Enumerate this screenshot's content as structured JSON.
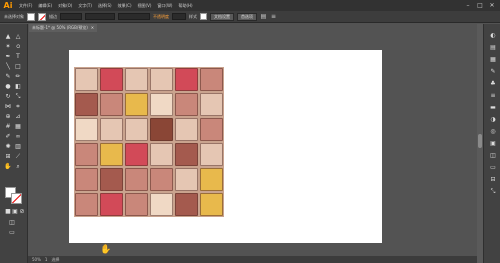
{
  "menubar": {
    "logo": "Ai",
    "items": [
      "文件(F)",
      "编辑(E)",
      "对象(O)",
      "文字(T)",
      "选择(S)",
      "效果(C)",
      "视图(V)",
      "窗口(W)",
      "帮助(H)"
    ],
    "window_buttons": [
      "–",
      "□",
      "✕"
    ]
  },
  "controlbar": {
    "selection_label": "未选择对象",
    "stroke_label": "描边",
    "stroke_value": "",
    "profile_value": "",
    "opacity_label": "不透明度",
    "style_label": "样式",
    "doc_setup_button": "文档设置",
    "prefs_button": "首选项"
  },
  "document": {
    "tab_label": "未标题-1* @ 50% (RGB/预览)",
    "tab_close": "✕"
  },
  "toolbar": {
    "fill_color": "#ffffff",
    "stroke_color": "#ffffff"
  },
  "canvas": {
    "artboard_color": "#ffffff",
    "image_description_colors": [
      "#e5c6b3",
      "#c9877a",
      "#a45a4e",
      "#e8b94c",
      "#d24a58",
      "#8a4636",
      "#f0d9c5"
    ]
  },
  "statusbar": {
    "zoom": "50%",
    "page": "1",
    "tool": "选择"
  }
}
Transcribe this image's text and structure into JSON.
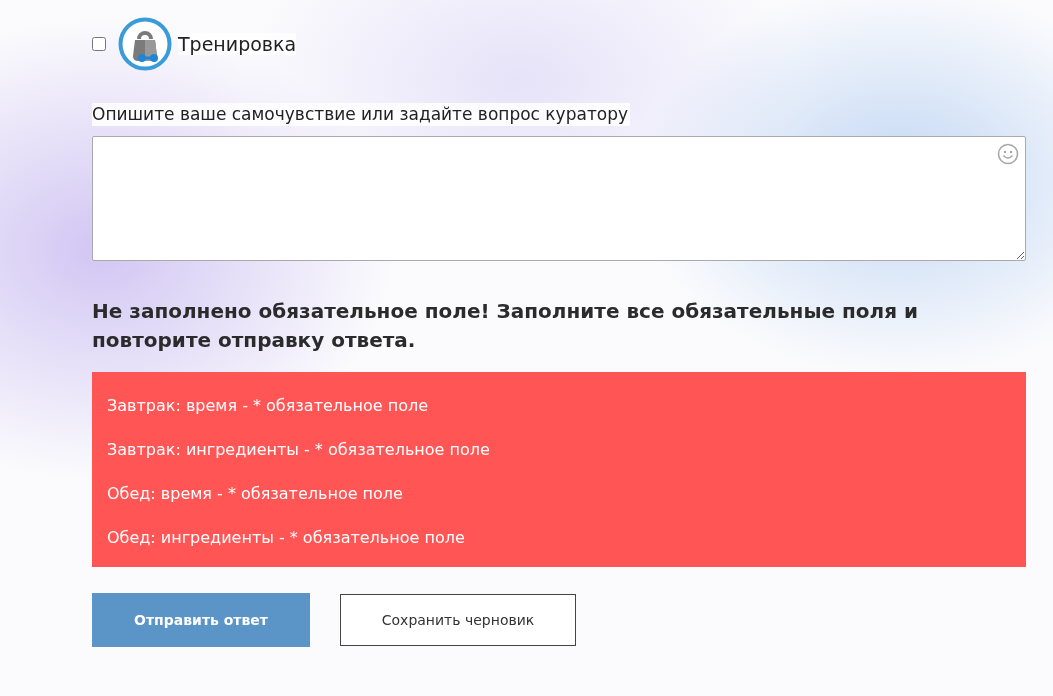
{
  "task": {
    "label": "Тренировка",
    "checked": false
  },
  "comment": {
    "label": "Опишите ваше самочувствие или задайте вопрос куратору"
  },
  "error": {
    "message": "Не заполнено обязательное поле! Заполните все обязательные поля и повторите отправку ответа.",
    "items": [
      "Завтрак: время - * обязательное поле",
      "Завтрак: ингредиенты - * обязательное поле",
      "Обед: время - * обязательное поле",
      "Обед: ингредиенты - * обязательное поле"
    ]
  },
  "buttons": [
    {
      "label": "Отправить ответ",
      "kind": "primary"
    },
    {
      "label": "Сохранить черновик",
      "kind": "secondary"
    }
  ]
}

> _Stated goal_
Transcribe every record above exactly as written, leaving out any pictures.

> _Written answer_
Enumerate this screenshot's content as structured JSON.
{
  "menubar": {
    "logo": "Ai",
    "items": [
      "文件(F)",
      "编辑(E)",
      "对象(O)",
      "文字(T)",
      "选择(S)",
      "效果(C)",
      "视图(V)",
      "窗口(W)",
      "帮助(H)"
    ],
    "window_buttons": [
      "–",
      "□",
      "✕"
    ]
  },
  "controlbar": {
    "selection_label": "未选择对象",
    "stroke_label": "描边",
    "stroke_value": "",
    "profile_value": "",
    "opacity_label": "不透明度",
    "style_label": "样式",
    "doc_setup_button": "文档设置",
    "prefs_button": "首选项"
  },
  "document": {
    "tab_label": "未标题-1* @ 50% (RGB/预览)",
    "tab_close": "✕"
  },
  "toolbar": {
    "fill_color": "#ffffff",
    "stroke_color": "#ffffff"
  },
  "canvas": {
    "artboard_color": "#ffffff",
    "image_description_colors": [
      "#e5c6b3",
      "#c9877a",
      "#a45a4e",
      "#e8b94c",
      "#d24a58",
      "#8a4636",
      "#f0d9c5"
    ]
  },
  "statusbar": {
    "zoom": "50%",
    "page": "1",
    "tool": "选择"
  }
}
Transcribe this image's text and structure into JSON.
{
  "task": {
    "label": "Тренировка",
    "checked": false
  },
  "comment": {
    "label": "Опишите ваше самочувствие или задайте вопрос куратору"
  },
  "error": {
    "message": "Не заполнено обязательное поле! Заполните все обязательные поля и повторите отправку ответа.",
    "items": [
      "Завтрак: время - * обязательное поле",
      "Завтрак: ингредиенты - * обязательное поле",
      "Обед: время - * обязательное поле",
      "Обед: ингредиенты - * обязательное поле"
    ]
  },
  "buttons": [
    {
      "label": "Отправить ответ",
      "kind": "primary"
    },
    {
      "label": "Сохранить черновик",
      "kind": "secondary"
    }
  ]
}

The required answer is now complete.